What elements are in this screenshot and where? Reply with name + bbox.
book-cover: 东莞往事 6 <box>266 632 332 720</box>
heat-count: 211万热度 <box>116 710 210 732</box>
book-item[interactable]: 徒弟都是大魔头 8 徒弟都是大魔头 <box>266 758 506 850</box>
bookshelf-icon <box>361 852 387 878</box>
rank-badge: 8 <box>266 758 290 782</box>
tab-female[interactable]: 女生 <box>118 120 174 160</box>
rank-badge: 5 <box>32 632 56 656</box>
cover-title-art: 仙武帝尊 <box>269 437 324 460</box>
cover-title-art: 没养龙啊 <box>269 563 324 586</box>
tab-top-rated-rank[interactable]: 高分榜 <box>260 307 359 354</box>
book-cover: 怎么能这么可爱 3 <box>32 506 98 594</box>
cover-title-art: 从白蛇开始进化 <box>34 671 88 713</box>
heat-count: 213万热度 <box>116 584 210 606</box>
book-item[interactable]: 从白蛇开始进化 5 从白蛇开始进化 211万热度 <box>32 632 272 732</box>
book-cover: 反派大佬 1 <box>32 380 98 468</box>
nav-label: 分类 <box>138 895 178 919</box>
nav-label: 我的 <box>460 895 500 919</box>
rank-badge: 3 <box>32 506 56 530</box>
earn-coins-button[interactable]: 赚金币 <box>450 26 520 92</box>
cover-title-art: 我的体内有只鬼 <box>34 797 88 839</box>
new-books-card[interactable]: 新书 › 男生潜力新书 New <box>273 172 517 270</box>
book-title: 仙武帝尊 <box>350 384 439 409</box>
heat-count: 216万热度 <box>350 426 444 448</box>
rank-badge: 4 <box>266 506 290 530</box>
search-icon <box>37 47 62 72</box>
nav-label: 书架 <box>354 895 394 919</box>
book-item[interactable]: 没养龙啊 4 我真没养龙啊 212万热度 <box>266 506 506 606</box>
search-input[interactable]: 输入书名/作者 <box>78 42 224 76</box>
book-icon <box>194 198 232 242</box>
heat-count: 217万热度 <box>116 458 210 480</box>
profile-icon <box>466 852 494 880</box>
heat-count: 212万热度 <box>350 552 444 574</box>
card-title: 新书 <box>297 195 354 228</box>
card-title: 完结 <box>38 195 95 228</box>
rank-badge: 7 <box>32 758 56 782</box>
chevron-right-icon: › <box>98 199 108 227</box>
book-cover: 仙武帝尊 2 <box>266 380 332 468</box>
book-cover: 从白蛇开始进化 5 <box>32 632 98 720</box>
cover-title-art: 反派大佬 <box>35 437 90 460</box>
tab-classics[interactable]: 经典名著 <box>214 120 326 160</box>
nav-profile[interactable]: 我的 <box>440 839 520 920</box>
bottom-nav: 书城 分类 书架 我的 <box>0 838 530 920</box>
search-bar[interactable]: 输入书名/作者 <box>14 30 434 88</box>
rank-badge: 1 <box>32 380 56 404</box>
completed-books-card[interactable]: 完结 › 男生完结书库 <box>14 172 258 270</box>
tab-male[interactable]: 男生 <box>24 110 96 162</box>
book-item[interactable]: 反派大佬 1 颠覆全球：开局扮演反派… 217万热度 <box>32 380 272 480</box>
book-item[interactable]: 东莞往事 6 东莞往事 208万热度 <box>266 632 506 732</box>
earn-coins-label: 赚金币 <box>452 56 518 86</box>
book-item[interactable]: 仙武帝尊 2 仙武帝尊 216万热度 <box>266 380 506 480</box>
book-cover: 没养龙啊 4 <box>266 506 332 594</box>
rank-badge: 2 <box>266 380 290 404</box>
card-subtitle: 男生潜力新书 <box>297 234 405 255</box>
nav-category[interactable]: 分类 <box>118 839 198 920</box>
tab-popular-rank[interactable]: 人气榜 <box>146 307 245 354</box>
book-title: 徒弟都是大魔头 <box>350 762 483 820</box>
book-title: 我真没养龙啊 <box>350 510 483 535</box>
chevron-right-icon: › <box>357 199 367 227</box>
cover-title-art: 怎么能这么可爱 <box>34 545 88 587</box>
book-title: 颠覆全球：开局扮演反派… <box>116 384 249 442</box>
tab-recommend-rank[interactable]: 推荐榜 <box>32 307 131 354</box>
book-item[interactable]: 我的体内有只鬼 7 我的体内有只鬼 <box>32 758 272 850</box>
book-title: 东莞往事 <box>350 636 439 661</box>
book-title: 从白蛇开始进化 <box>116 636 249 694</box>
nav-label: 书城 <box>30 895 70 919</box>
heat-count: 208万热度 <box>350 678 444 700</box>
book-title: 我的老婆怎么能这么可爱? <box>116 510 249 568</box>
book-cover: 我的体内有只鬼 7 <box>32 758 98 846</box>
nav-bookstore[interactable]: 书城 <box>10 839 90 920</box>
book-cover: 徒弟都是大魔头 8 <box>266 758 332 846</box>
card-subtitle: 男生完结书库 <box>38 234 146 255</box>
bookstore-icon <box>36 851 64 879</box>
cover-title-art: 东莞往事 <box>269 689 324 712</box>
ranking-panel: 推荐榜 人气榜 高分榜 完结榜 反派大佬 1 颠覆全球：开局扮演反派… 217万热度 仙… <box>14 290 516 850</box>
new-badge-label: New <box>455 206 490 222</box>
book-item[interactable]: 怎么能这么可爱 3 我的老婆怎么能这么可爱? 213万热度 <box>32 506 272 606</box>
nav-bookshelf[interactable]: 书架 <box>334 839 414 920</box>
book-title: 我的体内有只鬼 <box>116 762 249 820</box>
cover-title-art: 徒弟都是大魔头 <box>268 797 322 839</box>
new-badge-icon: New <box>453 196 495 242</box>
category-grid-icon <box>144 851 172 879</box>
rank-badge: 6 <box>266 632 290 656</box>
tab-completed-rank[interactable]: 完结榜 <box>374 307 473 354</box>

## What the exercise asks
Print all of the entries above again, line for line, without altering a single character.

## Exercise result
What elements are in this screenshot and where? Reply with name + bbox.
book-cover: 东莞往事 6 <box>266 632 332 720</box>
heat-count: 211万热度 <box>116 710 210 732</box>
book-item[interactable]: 徒弟都是大魔头 8 徒弟都是大魔头 <box>266 758 506 850</box>
bookshelf-icon <box>361 852 387 878</box>
rank-badge: 8 <box>266 758 290 782</box>
tab-female[interactable]: 女生 <box>118 120 174 160</box>
rank-badge: 5 <box>32 632 56 656</box>
cover-title-art: 仙武帝尊 <box>269 437 324 460</box>
cover-title-art: 没养龙啊 <box>269 563 324 586</box>
tab-top-rated-rank[interactable]: 高分榜 <box>260 307 359 354</box>
book-cover: 怎么能这么可爱 3 <box>32 506 98 594</box>
cover-title-art: 从白蛇开始进化 <box>34 671 88 713</box>
heat-count: 213万热度 <box>116 584 210 606</box>
book-item[interactable]: 从白蛇开始进化 5 从白蛇开始进化 211万热度 <box>32 632 272 732</box>
book-cover: 反派大佬 1 <box>32 380 98 468</box>
nav-label: 分类 <box>138 895 178 919</box>
nav-label: 我的 <box>460 895 500 919</box>
rank-badge: 3 <box>32 506 56 530</box>
earn-coins-button[interactable]: 赚金币 <box>450 26 520 92</box>
cover-title-art: 我的体内有只鬼 <box>34 797 88 839</box>
new-books-card[interactable]: 新书 › 男生潜力新书 New <box>273 172 517 270</box>
book-title: 仙武帝尊 <box>350 384 439 409</box>
heat-count: 216万热度 <box>350 426 444 448</box>
rank-badge: 4 <box>266 506 290 530</box>
search-icon <box>37 47 62 72</box>
nav-label: 书架 <box>354 895 394 919</box>
book-item[interactable]: 没养龙啊 4 我真没养龙啊 212万热度 <box>266 506 506 606</box>
search-input[interactable]: 输入书名/作者 <box>78 42 224 76</box>
book-icon <box>194 198 232 242</box>
heat-count: 217万热度 <box>116 458 210 480</box>
profile-icon <box>466 852 494 880</box>
heat-count: 212万热度 <box>350 552 444 574</box>
card-title: 新书 <box>297 195 354 228</box>
card-title: 完结 <box>38 195 95 228</box>
rank-badge: 7 <box>32 758 56 782</box>
chevron-right-icon: › <box>98 199 108 227</box>
book-cover: 仙武帝尊 2 <box>266 380 332 468</box>
book-cover: 从白蛇开始进化 5 <box>32 632 98 720</box>
cover-title-art: 反派大佬 <box>35 437 90 460</box>
tab-classics[interactable]: 经典名著 <box>214 120 326 160</box>
nav-profile[interactable]: 我的 <box>440 839 520 920</box>
bottom-nav: 书城 分类 书架 我的 <box>0 838 530 920</box>
search-bar[interactable]: 输入书名/作者 <box>14 30 434 88</box>
rank-badge: 1 <box>32 380 56 404</box>
completed-books-card[interactable]: 完结 › 男生完结书库 <box>14 172 258 270</box>
tab-male[interactable]: 男生 <box>24 110 96 162</box>
book-item[interactable]: 反派大佬 1 颠覆全球：开局扮演反派… 217万热度 <box>32 380 272 480</box>
book-item[interactable]: 东莞往事 6 东莞往事 208万热度 <box>266 632 506 732</box>
earn-coins-label: 赚金币 <box>452 56 518 86</box>
book-item[interactable]: 仙武帝尊 2 仙武帝尊 216万热度 <box>266 380 506 480</box>
book-cover: 没养龙啊 4 <box>266 506 332 594</box>
rank-badge: 2 <box>266 380 290 404</box>
card-subtitle: 男生潜力新书 <box>297 234 405 255</box>
nav-category[interactable]: 分类 <box>118 839 198 920</box>
tab-popular-rank[interactable]: 人气榜 <box>146 307 245 354</box>
book-title: 徒弟都是大魔头 <box>350 762 483 820</box>
book-title: 我真没养龙啊 <box>350 510 483 535</box>
chevron-right-icon: › <box>357 199 367 227</box>
cover-title-art: 怎么能这么可爱 <box>34 545 88 587</box>
book-title: 颠覆全球：开局扮演反派… <box>116 384 249 442</box>
tab-recommend-rank[interactable]: 推荐榜 <box>32 307 131 354</box>
book-item[interactable]: 我的体内有只鬼 7 我的体内有只鬼 <box>32 758 272 850</box>
book-title: 东莞往事 <box>350 636 439 661</box>
book-title: 从白蛇开始进化 <box>116 636 249 694</box>
nav-label: 书城 <box>30 895 70 919</box>
heat-count: 208万热度 <box>350 678 444 700</box>
book-title: 我的老婆怎么能这么可爱? <box>116 510 249 568</box>
book-cover: 我的体内有只鬼 7 <box>32 758 98 846</box>
nav-bookstore[interactable]: 书城 <box>10 839 90 920</box>
book-cover: 徒弟都是大魔头 8 <box>266 758 332 846</box>
card-subtitle: 男生完结书库 <box>38 234 146 255</box>
bookstore-icon <box>36 851 64 879</box>
cover-title-art: 东莞往事 <box>269 689 324 712</box>
ranking-panel: 推荐榜 人气榜 高分榜 完结榜 反派大佬 1 颠覆全球：开局扮演反派… 217万热度 仙… <box>14 290 516 850</box>
new-badge-label: New <box>455 206 490 222</box>
book-item[interactable]: 怎么能这么可爱 3 我的老婆怎么能这么可爱? 213万热度 <box>32 506 272 606</box>
nav-bookshelf[interactable]: 书架 <box>334 839 414 920</box>
book-title: 我的体内有只鬼 <box>116 762 249 820</box>
cover-title-art: 徒弟都是大魔头 <box>268 797 322 839</box>
new-badge-icon: New <box>453 196 495 242</box>
category-grid-icon <box>144 851 172 879</box>
rank-badge: 6 <box>266 632 290 656</box>
tab-completed-rank[interactable]: 完结榜 <box>374 307 473 354</box>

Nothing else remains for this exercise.